**YOUR INSTRUCTIONS**
Update everything from the line containing "transistor M1 gate lead" down to the line containing "transistor M7 source-to-ground" by replacing "transistor" with "MOSFET", and write out only those lines with nothing else changed.

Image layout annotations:
####
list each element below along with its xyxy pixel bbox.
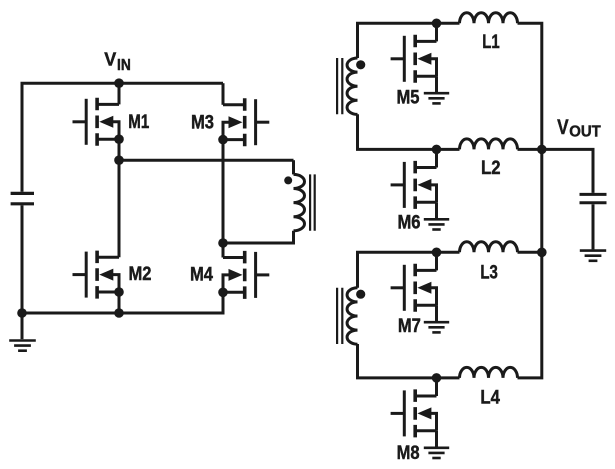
transistor M1 gate lead <box>73 120 87 123</box>
transistor M5 source stub <box>415 75 436 78</box>
svg-text:L4: L4 <box>480 387 500 408</box>
inductor L2 <box>460 139 518 150</box>
wire VOUT branch to output cap <box>542 149 593 193</box>
svg-text:M7: M7 <box>398 316 421 337</box>
transistor M4 gate bar <box>254 252 257 298</box>
transistor M7 source-to-ground lead <box>435 305 438 321</box>
transistor M8 body arrow <box>417 407 431 419</box>
node B (M3/M4 midpoint, T1 return) <box>218 238 228 248</box>
svg-text:V: V <box>557 115 569 139</box>
node VIN junction <box>114 78 124 88</box>
wire L1 to right rail <box>518 23 542 149</box>
inductor L4 <box>460 367 518 378</box>
svg-text:OUT: OUT <box>569 124 601 141</box>
transformer T3 phasing dot <box>356 290 365 299</box>
node M8 drain junction <box>432 373 442 383</box>
transistor M4 body-to-source link <box>223 275 230 292</box>
transformer T2 phasing dot <box>356 60 365 69</box>
wire M8 drain lead <box>435 378 438 396</box>
node M6 drain junction <box>432 145 442 155</box>
wire right rail lower (L3 node to L4) <box>518 252 542 378</box>
ground M8 <box>424 446 449 449</box>
transistor M5 gate lead <box>391 57 405 60</box>
transistor M6 source-to-ground lead <box>435 202 438 218</box>
wire mid node down to M2 drain <box>118 160 121 257</box>
transistor M6 channel bar (drain/body/source segments) <box>413 161 417 209</box>
transistor M3 drain stub <box>223 103 245 106</box>
transistor M2 channel bar (drain/body/source segments) <box>95 251 99 299</box>
transformer T1 primary winding <box>294 174 305 230</box>
transistor M8 source-to-ground lead <box>435 431 438 447</box>
transistor M7 gate bar <box>403 265 406 311</box>
transistor M1 body arrow <box>99 116 113 128</box>
transistor M7 body-to-source link <box>430 288 437 305</box>
transistor M3 gate lead <box>256 121 270 124</box>
transistor M2 drain stub <box>97 256 119 259</box>
ground M6 <box>424 218 449 221</box>
inductor L1 <box>460 13 518 24</box>
wire L3 to right rail <box>518 251 542 254</box>
transistor M4 source stub <box>223 291 245 294</box>
node VOUT junction <box>537 145 547 155</box>
node A (M1/M2 midpoint) <box>114 155 124 165</box>
capacitor C_IN bottom plate <box>11 202 34 205</box>
svg-text:L2: L2 <box>481 158 501 179</box>
transformer T3 secondary top lead <box>358 252 460 287</box>
transistor M8 drain stub <box>415 395 436 398</box>
wire left rail upper (VIN rail to input cap) <box>22 83 223 192</box>
transformer T1 phasing dot <box>284 176 292 184</box>
transistor M7 drain stub <box>415 269 436 272</box>
wire M3 source down to M4 drain node <box>222 140 225 243</box>
transistor M6 body-to-source link <box>430 185 437 202</box>
wire rail-to-ground stub <box>21 313 24 339</box>
transistor M1 source stub <box>97 138 119 141</box>
transistor M6 gate lead <box>391 183 405 186</box>
wire mid rail to transformer T1 <box>119 159 294 162</box>
transistor M8 channel bar (drain/body/source segments) <box>413 389 417 437</box>
ground M7 <box>424 321 449 324</box>
node M7 drain junction <box>432 248 442 258</box>
transistor M7 gate lead <box>391 286 405 289</box>
transistor M5 body arrow <box>417 53 431 65</box>
transformer T2 secondary bottom lead <box>358 114 460 149</box>
svg-text:M1: M1 <box>128 112 149 133</box>
svg-text:IN: IN <box>117 57 131 74</box>
transformer T1 primary top lead <box>292 160 295 174</box>
transistor M4 gate lead <box>256 273 270 276</box>
transistor M7 channel bar (drain/body/source segments) <box>413 264 417 312</box>
wire M3 drain lead <box>222 83 225 105</box>
transformer T3 secondary bottom lead <box>358 344 460 378</box>
wire M1 source to mid node <box>118 139 121 160</box>
transistor M8 gate bar <box>403 390 406 436</box>
node M4 source junction <box>218 288 228 298</box>
transformer T2 secondary winding <box>347 58 357 114</box>
svg-text:M4: M4 <box>190 265 213 286</box>
transistor M8 body-to-source link <box>430 413 437 430</box>
transistor M2 gate lead <box>73 273 87 276</box>
transformer T2 core <box>337 58 342 114</box>
svg-text:M8: M8 <box>397 443 420 464</box>
transistor M3 gate bar <box>254 99 257 145</box>
transistor M3 source stub <box>223 138 245 141</box>
transistor M4 channel bar (drain/body/source segments) <box>243 251 247 299</box>
transformer T3 secondary winding <box>347 288 357 344</box>
transistor M2 body arrow <box>99 269 113 281</box>
transistor M4 body arrow <box>229 269 243 281</box>
svg-text:M5: M5 <box>397 88 420 109</box>
transistor M1 gate bar <box>85 99 88 145</box>
transformer T1 core <box>310 174 315 230</box>
transistor M6 body arrow <box>417 179 431 191</box>
transformer T2 secondary top lead <box>358 23 460 58</box>
transistor M1 channel bar (drain/body/source segments) <box>95 98 99 146</box>
ground input rail <box>9 339 36 342</box>
wire right rail mid (VOUT to L3 node) <box>540 149 543 252</box>
transistor M6 drain stub <box>415 166 436 169</box>
node L3 / right rail junction <box>537 248 547 258</box>
transistor M8 gate lead <box>391 412 405 415</box>
capacitor C_OUT top plate <box>580 193 607 196</box>
wire left rail lower (input cap to ground rail) <box>21 205 24 313</box>
transistor M7 body arrow <box>417 282 431 294</box>
transistor M5 channel bar (drain/body/source segments) <box>413 35 417 83</box>
ground M5 <box>424 92 449 95</box>
node M1 source junction <box>114 134 124 144</box>
transistor M7 source stub <box>415 304 436 307</box>
wire L2 to VOUT node <box>518 148 542 151</box>
node M2 source junction <box>114 287 124 297</box>
transformer T1 primary bottom lead <box>223 231 294 243</box>
svg-text:M6: M6 <box>398 212 421 233</box>
svg-text:M2: M2 <box>129 264 152 285</box>
inductor L3 <box>460 242 518 253</box>
transformer T3 core <box>337 288 342 344</box>
transistor M5 source-to-ground lead <box>435 76 438 92</box>
transistor M1 drain stub <box>97 103 119 106</box>
transistor M2 gate bar <box>85 252 88 298</box>
node bottom rail / ground junction <box>17 308 27 318</box>
transistor M3 body-to-source link <box>223 122 230 139</box>
wire M6 drain lead <box>435 149 438 167</box>
transistor M5 gate bar <box>403 36 406 82</box>
node M5 drain junction <box>432 19 442 29</box>
wire bottom rail <box>22 292 223 313</box>
svg-text:L1: L1 <box>482 32 500 53</box>
svg-text:V: V <box>104 50 116 70</box>
node bottom rail / M2 junction <box>114 308 124 318</box>
capacitor C_OUT bottom plate <box>580 201 607 204</box>
transistor M3 channel bar (drain/body/source segments) <box>243 98 247 146</box>
svg-text:M3: M3 <box>191 113 214 134</box>
wire M1 drain lead <box>118 83 121 104</box>
transistor M8 source stub <box>415 429 436 432</box>
transistor M2 body-to-source link <box>112 275 119 292</box>
node M3 source junction <box>218 135 228 145</box>
transistor M5 drain stub <box>415 40 436 43</box>
transistor M5 body-to-source link <box>430 59 437 76</box>
transistor M1 body-to-source link <box>112 122 119 139</box>
transistor M6 gate bar <box>403 162 406 208</box>
wire M4 drain lead <box>222 243 225 258</box>
svg-text:L3: L3 <box>480 262 498 283</box>
capacitor C_IN top plate <box>11 192 34 195</box>
transistor M6 source stub <box>415 201 436 204</box>
wire M7 drain lead <box>435 252 438 270</box>
transistor M3 body arrow <box>229 116 243 128</box>
wire M5 drain lead <box>435 23 438 41</box>
ground output cap <box>580 249 606 252</box>
transistor M2 source stub <box>97 291 119 294</box>
transistor M4 drain stub <box>223 256 245 259</box>
wire output cap to ground <box>592 204 595 249</box>
wire M2 source to bottom rail <box>118 292 121 313</box>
####
**SOLUTION FOR THIS EXERCISE**
MOSFET M1 gate lead <box>73 120 87 123</box>
MOSFET M5 source stub <box>415 75 436 78</box>
svg-text:L4: L4 <box>480 387 500 408</box>
inductor L2 <box>460 139 518 150</box>
wire VOUT branch to output cap <box>542 149 593 193</box>
svg-text:M7: M7 <box>398 316 421 337</box>
MOSFET M4 gate bar <box>254 252 257 298</box>
MOSFET M7 source-to-ground lead <box>435 305 438 321</box>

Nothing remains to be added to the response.